Exercise brief:
Repeat all entries exactly.

Given data:
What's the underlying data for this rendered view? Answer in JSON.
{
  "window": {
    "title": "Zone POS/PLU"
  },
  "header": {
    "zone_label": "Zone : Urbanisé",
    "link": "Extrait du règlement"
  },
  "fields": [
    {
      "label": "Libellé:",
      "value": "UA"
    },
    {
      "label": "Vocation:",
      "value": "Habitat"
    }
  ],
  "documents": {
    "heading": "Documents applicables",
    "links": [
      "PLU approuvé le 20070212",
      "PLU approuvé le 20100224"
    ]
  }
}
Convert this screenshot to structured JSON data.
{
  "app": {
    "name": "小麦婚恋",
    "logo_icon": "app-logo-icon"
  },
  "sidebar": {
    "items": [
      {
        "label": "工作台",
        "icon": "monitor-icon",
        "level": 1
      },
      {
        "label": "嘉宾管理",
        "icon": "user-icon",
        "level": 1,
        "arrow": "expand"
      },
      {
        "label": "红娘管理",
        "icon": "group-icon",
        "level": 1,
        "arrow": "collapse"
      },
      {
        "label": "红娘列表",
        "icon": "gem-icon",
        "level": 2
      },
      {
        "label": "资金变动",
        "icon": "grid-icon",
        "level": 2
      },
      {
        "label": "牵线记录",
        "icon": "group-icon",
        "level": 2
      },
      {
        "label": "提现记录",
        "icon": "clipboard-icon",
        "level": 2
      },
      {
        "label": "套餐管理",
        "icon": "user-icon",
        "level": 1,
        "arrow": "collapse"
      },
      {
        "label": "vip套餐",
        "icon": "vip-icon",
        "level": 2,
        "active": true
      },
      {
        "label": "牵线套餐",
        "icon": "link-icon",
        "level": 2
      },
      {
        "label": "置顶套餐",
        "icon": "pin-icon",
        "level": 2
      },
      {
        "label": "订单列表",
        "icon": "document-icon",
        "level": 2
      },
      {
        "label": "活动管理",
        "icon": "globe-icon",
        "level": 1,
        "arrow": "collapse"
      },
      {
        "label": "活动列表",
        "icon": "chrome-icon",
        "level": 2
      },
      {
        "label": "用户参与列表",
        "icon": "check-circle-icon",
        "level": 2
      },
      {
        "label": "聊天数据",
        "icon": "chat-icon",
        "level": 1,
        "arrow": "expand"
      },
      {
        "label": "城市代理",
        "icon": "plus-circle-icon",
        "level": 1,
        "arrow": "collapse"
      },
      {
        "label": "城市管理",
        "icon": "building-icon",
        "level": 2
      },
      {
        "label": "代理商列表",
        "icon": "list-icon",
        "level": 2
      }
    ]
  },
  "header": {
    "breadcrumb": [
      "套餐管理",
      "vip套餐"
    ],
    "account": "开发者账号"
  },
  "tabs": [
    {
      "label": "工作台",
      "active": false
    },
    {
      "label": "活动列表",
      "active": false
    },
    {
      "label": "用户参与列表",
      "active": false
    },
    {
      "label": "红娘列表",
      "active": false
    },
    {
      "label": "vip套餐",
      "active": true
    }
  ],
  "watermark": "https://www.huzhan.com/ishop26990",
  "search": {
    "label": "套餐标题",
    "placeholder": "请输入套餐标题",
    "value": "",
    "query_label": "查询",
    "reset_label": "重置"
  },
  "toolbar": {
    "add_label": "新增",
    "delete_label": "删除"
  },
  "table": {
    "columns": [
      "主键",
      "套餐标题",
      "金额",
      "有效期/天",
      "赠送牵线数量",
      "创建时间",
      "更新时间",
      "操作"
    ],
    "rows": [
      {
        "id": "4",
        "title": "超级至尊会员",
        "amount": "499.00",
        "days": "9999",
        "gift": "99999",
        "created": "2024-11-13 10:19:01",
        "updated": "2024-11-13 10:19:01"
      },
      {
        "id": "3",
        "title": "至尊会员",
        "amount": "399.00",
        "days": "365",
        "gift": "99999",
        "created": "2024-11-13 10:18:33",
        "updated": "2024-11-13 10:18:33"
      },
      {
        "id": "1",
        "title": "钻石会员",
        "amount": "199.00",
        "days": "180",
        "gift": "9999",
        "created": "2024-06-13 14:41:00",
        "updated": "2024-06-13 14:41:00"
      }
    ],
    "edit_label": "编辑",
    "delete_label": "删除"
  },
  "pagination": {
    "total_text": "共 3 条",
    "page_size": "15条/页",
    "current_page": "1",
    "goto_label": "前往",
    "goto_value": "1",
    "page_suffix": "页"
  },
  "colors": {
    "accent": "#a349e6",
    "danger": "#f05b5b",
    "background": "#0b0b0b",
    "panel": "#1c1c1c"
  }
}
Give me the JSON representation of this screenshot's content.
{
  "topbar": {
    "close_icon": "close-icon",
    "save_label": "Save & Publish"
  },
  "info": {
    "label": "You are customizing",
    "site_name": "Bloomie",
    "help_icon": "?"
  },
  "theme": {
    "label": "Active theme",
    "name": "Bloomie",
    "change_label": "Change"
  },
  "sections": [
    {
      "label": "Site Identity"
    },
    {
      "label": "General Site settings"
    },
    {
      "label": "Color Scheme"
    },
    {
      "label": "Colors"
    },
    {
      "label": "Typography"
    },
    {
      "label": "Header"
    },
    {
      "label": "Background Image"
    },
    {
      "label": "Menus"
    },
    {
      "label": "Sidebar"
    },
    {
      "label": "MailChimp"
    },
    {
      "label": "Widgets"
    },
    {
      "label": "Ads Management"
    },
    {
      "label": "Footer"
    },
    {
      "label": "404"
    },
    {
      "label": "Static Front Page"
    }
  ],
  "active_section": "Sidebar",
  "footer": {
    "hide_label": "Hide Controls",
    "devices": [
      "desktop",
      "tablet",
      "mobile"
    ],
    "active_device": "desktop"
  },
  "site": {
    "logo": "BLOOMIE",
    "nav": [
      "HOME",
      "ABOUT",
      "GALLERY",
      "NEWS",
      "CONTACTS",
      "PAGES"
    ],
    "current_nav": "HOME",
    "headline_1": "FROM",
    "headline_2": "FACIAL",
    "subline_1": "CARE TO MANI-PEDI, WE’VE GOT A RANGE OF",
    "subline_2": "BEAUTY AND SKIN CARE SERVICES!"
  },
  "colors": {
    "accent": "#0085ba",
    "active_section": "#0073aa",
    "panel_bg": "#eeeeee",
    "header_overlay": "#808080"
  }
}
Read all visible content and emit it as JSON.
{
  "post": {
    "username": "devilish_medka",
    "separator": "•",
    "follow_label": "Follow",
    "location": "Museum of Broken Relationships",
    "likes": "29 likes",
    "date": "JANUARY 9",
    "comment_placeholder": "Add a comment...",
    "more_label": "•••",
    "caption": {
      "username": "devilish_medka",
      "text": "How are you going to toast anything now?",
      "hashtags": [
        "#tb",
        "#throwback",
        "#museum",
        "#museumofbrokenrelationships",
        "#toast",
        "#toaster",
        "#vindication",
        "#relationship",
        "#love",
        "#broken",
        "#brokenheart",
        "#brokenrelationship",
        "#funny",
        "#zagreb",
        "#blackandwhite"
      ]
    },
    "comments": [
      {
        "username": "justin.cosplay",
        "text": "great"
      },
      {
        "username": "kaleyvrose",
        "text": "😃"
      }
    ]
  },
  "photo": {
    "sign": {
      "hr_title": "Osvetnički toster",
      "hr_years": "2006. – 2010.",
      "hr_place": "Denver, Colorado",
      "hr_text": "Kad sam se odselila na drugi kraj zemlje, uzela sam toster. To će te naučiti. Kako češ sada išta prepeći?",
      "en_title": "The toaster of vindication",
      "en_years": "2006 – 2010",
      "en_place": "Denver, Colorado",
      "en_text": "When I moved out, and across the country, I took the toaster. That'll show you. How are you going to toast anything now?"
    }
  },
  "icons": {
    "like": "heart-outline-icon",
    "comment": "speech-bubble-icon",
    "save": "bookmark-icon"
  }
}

Full answer:
What's the underlying data for this rendered view? Answer in JSON.
{
  "window": {
    "title": "Zone POS/PLU"
  },
  "header": {
    "zone_label": "Zone : Urbanisé",
    "link": "Extrait du règlement"
  },
  "fields": [
    {
      "label": "Libellé:",
      "value": "UA"
    },
    {
      "label": "Vocation:",
      "value": "Habitat"
    }
  ],
  "documents": {
    "heading": "Documents applicables",
    "links": [
      "PLU approuvé le 20070212",
      "PLU approuvé le 20100224"
    ]
  }
}
Convert this screenshot to structured JSON data.
{
  "app": {
    "name": "小麦婚恋",
    "logo_icon": "app-logo-icon"
  },
  "sidebar": {
    "items": [
      {
        "label": "工作台",
        "icon": "monitor-icon",
        "level": 1
      },
      {
        "label": "嘉宾管理",
        "icon": "user-icon",
        "level": 1,
        "arrow": "expand"
      },
      {
        "label": "红娘管理",
        "icon": "group-icon",
        "level": 1,
        "arrow": "collapse"
      },
      {
        "label": "红娘列表",
        "icon": "gem-icon",
        "level": 2
      },
      {
        "label": "资金变动",
        "icon": "grid-icon",
        "level": 2
      },
      {
        "label": "牵线记录",
        "icon": "group-icon",
        "level": 2
      },
      {
        "label": "提现记录",
        "icon": "clipboard-icon",
        "level": 2
      },
      {
        "label": "套餐管理",
        "icon": "user-icon",
        "level": 1,
        "arrow": "collapse"
      },
      {
        "label": "vip套餐",
        "icon": "vip-icon",
        "level": 2,
        "active": true
      },
      {
        "label": "牵线套餐",
        "icon": "link-icon",
        "level": 2
      },
      {
        "label": "置顶套餐",
        "icon": "pin-icon",
        "level": 2
      },
      {
        "label": "订单列表",
        "icon": "document-icon",
        "level": 2
      },
      {
        "label": "活动管理",
        "icon": "globe-icon",
        "level": 1,
        "arrow": "collapse"
      },
      {
        "label": "活动列表",
        "icon": "chrome-icon",
        "level": 2
      },
      {
        "label": "用户参与列表",
        "icon": "check-circle-icon",
        "level": 2
      },
      {
        "label": "聊天数据",
        "icon": "chat-icon",
        "level": 1,
        "arrow": "expand"
      },
      {
        "label": "城市代理",
        "icon": "plus-circle-icon",
        "level": 1,
        "arrow": "collapse"
      },
      {
        "label": "城市管理",
        "icon": "building-icon",
        "level": 2
      },
      {
        "label": "代理商列表",
        "icon": "list-icon",
        "level": 2
      }
    ]
  },
  "header": {
    "breadcrumb": [
      "套餐管理",
      "vip套餐"
    ],
    "account": "开发者账号"
  },
  "tabs": [
    {
      "label": "工作台",
      "active": false
    },
    {
      "label": "活动列表",
      "active": false
    },
    {
      "label": "用户参与列表",
      "active": false
    },
    {
      "label": "红娘列表",
      "active": false
    },
    {
      "label": "vip套餐",
      "active": true
    }
  ],
  "watermark": "https://www.huzhan.com/ishop26990",
  "search": {
    "label": "套餐标题",
    "placeholder": "请输入套餐标题",
    "value": "",
    "query_label": "查询",
    "reset_label": "重置"
  },
  "toolbar": {
    "add_label": "新增",
    "delete_label": "删除"
  },
  "table": {
    "columns": [
      "主键",
      "套餐标题",
      "金额",
      "有效期/天",
      "赠送牵线数量",
      "创建时间",
      "更新时间",
      "操作"
    ],
    "rows": [
      {
        "id": "4",
        "title": "超级至尊会员",
        "amount": "499.00",
        "days": "9999",
        "gift": "99999",
        "created": "2024-11-13 10:19:01",
        "updated": "2024-11-13 10:19:01"
      },
      {
        "id": "3",
        "title": "至尊会员",
        "amount": "399.00",
        "days": "365",
        "gift": "99999",
        "created": "2024-11-13 10:18:33",
        "updated": "2024-11-13 10:18:33"
      },
      {
        "id": "1",
        "title": "钻石会员",
        "amount": "199.00",
        "days": "180",
        "gift": "9999",
        "created": "2024-06-13 14:41:00",
        "updated": "2024-06-13 14:41:00"
      }
    ],
    "edit_label": "编辑",
    "delete_label": "删除"
  },
  "pagination": {
    "total_text": "共 3 条",
    "page_size": "15条/页",
    "current_page": "1",
    "goto_label": "前往",
    "goto_value": "1",
    "page_suffix": "页"
  },
  "colors": {
    "accent": "#a349e6",
    "danger": "#f05b5b",
    "background": "#0b0b0b",
    "panel": "#1c1c1c"
  }
}
Give me the JSON representation of this screenshot's content.
{
  "topbar": {
    "close_icon": "close-icon",
    "save_label": "Save & Publish"
  },
  "info": {
    "label": "You are customizing",
    "site_name": "Bloomie",
    "help_icon": "?"
  },
  "theme": {
    "label": "Active theme",
    "name": "Bloomie",
    "change_label": "Change"
  },
  "sections": [
    {
      "label": "Site Identity"
    },
    {
      "label": "General Site settings"
    },
    {
      "label": "Color Scheme"
    },
    {
      "label": "Colors"
    },
    {
      "label": "Typography"
    },
    {
      "label": "Header"
    },
    {
      "label": "Background Image"
    },
    {
      "label": "Menus"
    },
    {
      "label": "Sidebar"
    },
    {
      "label": "MailChimp"
    },
    {
      "label": "Widgets"
    },
    {
      "label": "Ads Management"
    },
    {
      "label": "Footer"
    },
    {
      "label": "404"
    },
    {
      "label": "Static Front Page"
    }
  ],
  "active_section": "Sidebar",
  "footer": {
    "hide_label": "Hide Controls",
    "devices": [
      "desktop",
      "tablet",
      "mobile"
    ],
    "active_device": "desktop"
  },
  "site": {
    "logo": "BLOOMIE",
    "nav": [
      "HOME",
      "ABOUT",
      "GALLERY",
      "NEWS",
      "CONTACTS",
      "PAGES"
    ],
    "current_nav": "HOME",
    "headline_1": "FROM",
    "headline_2": "FACIAL",
    "subline_1": "CARE TO MANI-PEDI, WE’VE GOT A RANGE OF",
    "subline_2": "BEAUTY AND SKIN CARE SERVICES!"
  },
  "colors": {
    "accent": "#0085ba",
    "active_section": "#0073aa",
    "panel_bg": "#eeeeee",
    "header_overlay": "#808080"
  }
}
Read all visible content and emit it as JSON.
{
  "post": {
    "username": "devilish_medka",
    "separator": "•",
    "follow_label": "Follow",
    "location": "Museum of Broken Relationships",
    "likes": "29 likes",
    "date": "JANUARY 9",
    "comment_placeholder": "Add a comment...",
    "more_label": "•••",
    "caption": {
      "username": "devilish_medka",
      "text": "How are you going to toast anything now?",
      "hashtags": [
        "#tb",
        "#throwback",
        "#museum",
        "#museumofbrokenrelationships",
        "#toast",
        "#toaster",
        "#vindication",
        "#relationship",
        "#love",
        "#broken",
        "#brokenheart",
        "#brokenrelationship",
        "#funny",
        "#zagreb",
        "#blackandwhite"
      ]
    },
    "comments": [
      {
        "username": "justin.cosplay",
        "text": "great"
      },
      {
        "username": "kaleyvrose",
        "text": "😃"
      }
    ]
  },
  "photo": {
    "sign": {
      "hr_title": "Osvetnički toster",
      "hr_years": "2006. – 2010.",
      "hr_place": "Denver, Colorado",
      "hr_text": "Kad sam se odselila na drugi kraj zemlje, uzela sam toster. To će te naučiti. Kako češ sada išta prepeći?",
      "en_title": "The toaster of vindication",
      "en_years": "2006 – 2010",
      "en_place": "Denver, Colorado",
      "en_text": "When I moved out, and across the country, I took the toaster. That'll show you. How are you going to toast anything now?"
    }
  },
  "icons": {
    "like": "heart-outline-icon",
    "comment": "speech-bubble-icon",
    "save": "bookmark-icon"
  }
}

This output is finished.